#### Given problem 1
Repeat the entries below word for word, from their opening line through the line that contains "261, 398, 274]", including both ends.

#### Reading text
Saying no to the Israeli massacre
Lovers of freedom must unite for Palestine
2009-01-08, Issue 414
On Saturday 3 January, defying the atrocious cold weather ravaging Britain at the moment, I joined several thousand other protesters marching from Embankment to Trafalgar Square in London to protest the massacre of Gaza’s Palestinians. This is a massacre perpetrated by the mighty, merciless Israeli army, a force armed and actively supported by the US and NATO with the supine collaboration of Arab leaders, including the so-called moderate Palestinian leadership under the main Fatah organisation from its Bantustan enclaves in the West Bank.
There were initial fears that the cold would deter many from turning up for the march, but so deep is the outrage of many that they poured out in their thousands in all the major cities of Britain to call for an immediate ceasefire and end to the blockade. These protestors want to find a lasting, peaceful solution that recognises the right of both Palestinians and Israelis to exist in viable states with dignity.
Neither the organisers nor the protesters thought that their marches would produce an immediate result, or that the powers that be in their own government or Israel would take note of their demands. Over a million British people protested against Tony Blair’s playing cheerleader to George W. Bush in the unlawful invasion – based on blatant lies – of Iraq, but it did not stop the poodle from standing shoulder to shoulder with the Texan cowboy.
The point is that protests need not have an immediate impact, but they can have a cumulative effect in changing public view and instigating political change. Think of the many marches, demonstrations, one-man strikes, hunger strikes, and work to rule across South Africa and elsewhere in support of the country’s liberation from apartheid at a time when many – including other Africans – thought the system was impenetrable. But the will, determination and sacrifice by the peoples of South Africa, supported by wider pan-African and international solidarity, tore down the apartheid dungeons. No force on earth can defeat a people’s yearning for liberty and freedom.
The protests against the Gaza massacre are an expression of solidarity. Though powerful countries may be backing Israel – as indeed they supported apartheid South Africa – and though other countries may have been silenced by Zionist censorship, these protesters are saying ‘Not in my name!’ While I may not be able to do much to stop the bombs from raining down on innocent children, women and men, at least in my heart I know it is wrong and on my lips and limbs I protest the injustice.
Israel has successfully intimidated even the most powerful countries and leaders, arguing through its propaganda that the crimes against humanity it is committing have been forced upon it because Hamas has been firing rockets at Israeli cities. From Bush to Brown every Western Leader who has spoken out has blamed Hamas for causing the massacre. While every unlawful loss of life – whether Palestinian or Israeli – is unjustifiable, why can we not compare like with like? How many Israelis have these crude rockets killed? And how many Palestinians have so far been murdered en masse by Israel? How can it be fair that Israel uses a caterpillar to kill flies?
By the time we were folding our banners in Trafalgar Square Israel had invaded with ground troops. Indeed, its army has been on the rampage since Saturday. Murderous and bloodthirsty politicians like the Israel’s Foreign Minister Tzipi Livni, well-dressed and even smiling, are presented on our TV screens justifying the massacre of women and children. This while Israel’s rival politicians, including Benjamin Netanyahu and Ehud Barak – who, if there were any justice would have been declared war criminals – are ecstatic at the huge number of casualties in Gaza and are threatening more.

#### Given problem 2
Write what comes next in the article on the London march against the Gaza massacre, picking up after its final paragraph.

Box annotation data

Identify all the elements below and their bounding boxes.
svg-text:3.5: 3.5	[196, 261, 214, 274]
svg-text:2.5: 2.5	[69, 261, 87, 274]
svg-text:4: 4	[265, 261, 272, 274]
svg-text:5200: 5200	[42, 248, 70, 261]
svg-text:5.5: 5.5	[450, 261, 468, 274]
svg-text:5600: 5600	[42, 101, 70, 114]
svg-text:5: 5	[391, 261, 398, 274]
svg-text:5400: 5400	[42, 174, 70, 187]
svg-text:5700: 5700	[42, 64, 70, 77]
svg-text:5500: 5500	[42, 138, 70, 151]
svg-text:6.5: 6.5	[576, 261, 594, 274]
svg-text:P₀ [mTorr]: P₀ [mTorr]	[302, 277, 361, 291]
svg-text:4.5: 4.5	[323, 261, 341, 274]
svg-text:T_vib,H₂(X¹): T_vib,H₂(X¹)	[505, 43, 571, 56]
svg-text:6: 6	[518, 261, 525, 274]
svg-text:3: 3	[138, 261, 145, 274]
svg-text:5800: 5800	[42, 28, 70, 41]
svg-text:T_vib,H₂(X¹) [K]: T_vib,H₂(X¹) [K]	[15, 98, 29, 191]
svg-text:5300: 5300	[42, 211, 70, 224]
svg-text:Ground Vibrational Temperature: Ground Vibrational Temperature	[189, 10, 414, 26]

#### Exercise response 1
Identify all the elements below and their bounding boxes.
svg-text:3.5: 3.5	[196, 261, 214, 274]
svg-text:2.5: 2.5	[69, 261, 87, 274]
svg-text:4: 4	[265, 261, 272, 274]
svg-text:5200: 5200	[42, 248, 70, 261]
svg-text:5.5: 5.5	[450, 261, 468, 274]
svg-text:5600: 5600	[42, 101, 70, 114]
svg-text:5: 5	[391, 261, 398, 274]

#### Exercise response 2
Meanwhile, UN secretary-general Ban Ki-moon called for an immediate ceasefire and suggested that the Israeli response was disproportionate. But who is listening? All George W. Bush will say is that Hamas should stop sending its largely symbolic rockets, and he will dare not ask for Israeli restraint. In the midst of the Israeli military, political, diplomatic and propaganda hegemony, it is easy to forget that Hamas won a parliamentary election and defeated Al-Fatah. You may not like them, but it is up to the Palestinians to change them, not Israel, not the Arab leaders, the US or anybody else.
Israel had been hoping that the blockade would strangle Hamas, but instead support has grown. When will Israel and the US learn that you cannot help people through strangulation? You cannot bomb your way into the hearts and mind of your victims.
To paraphrase Mahatma Gandhi, Israel will have many Palestinian bodies to add to those it has killed since 1948, but it will never have their obedience.
It is not enough for us to just look on and say to ourselves that what is going on is bad and simply change the channel. You can join the protest or organise one wherever you may be, write letters to newspapers and make use of feedback sessions in the media. You can also boycott Israeli goods in the shops like Jaffa oranges. Even if our governments, much like their Arab counterparts, are too compromised and cowardly to stand up to Israel, what about you and me?
There are many Africans who are confused about the Israel–Palestine conflict, believing it to be purely a case of Islam vs Judaism or Arab vs Jew. As a people who have known slavery, colonialism, and apartheid, how can we be so complacent about the right of others to a life of dignity and sovereignty over their own affairs? Palestinians are not dangerous but they are endangered by their powerful neighbour, a neighbour supported by the most powerful nations on earth and the collaboration of other leaders in the Arab world and beyond.
* Tajudeen Abdul-Raheem is general secretary of the Global Pan-African Movement, based in Kampala, Uganda, and is also director of Justice Africa, based in London, UK.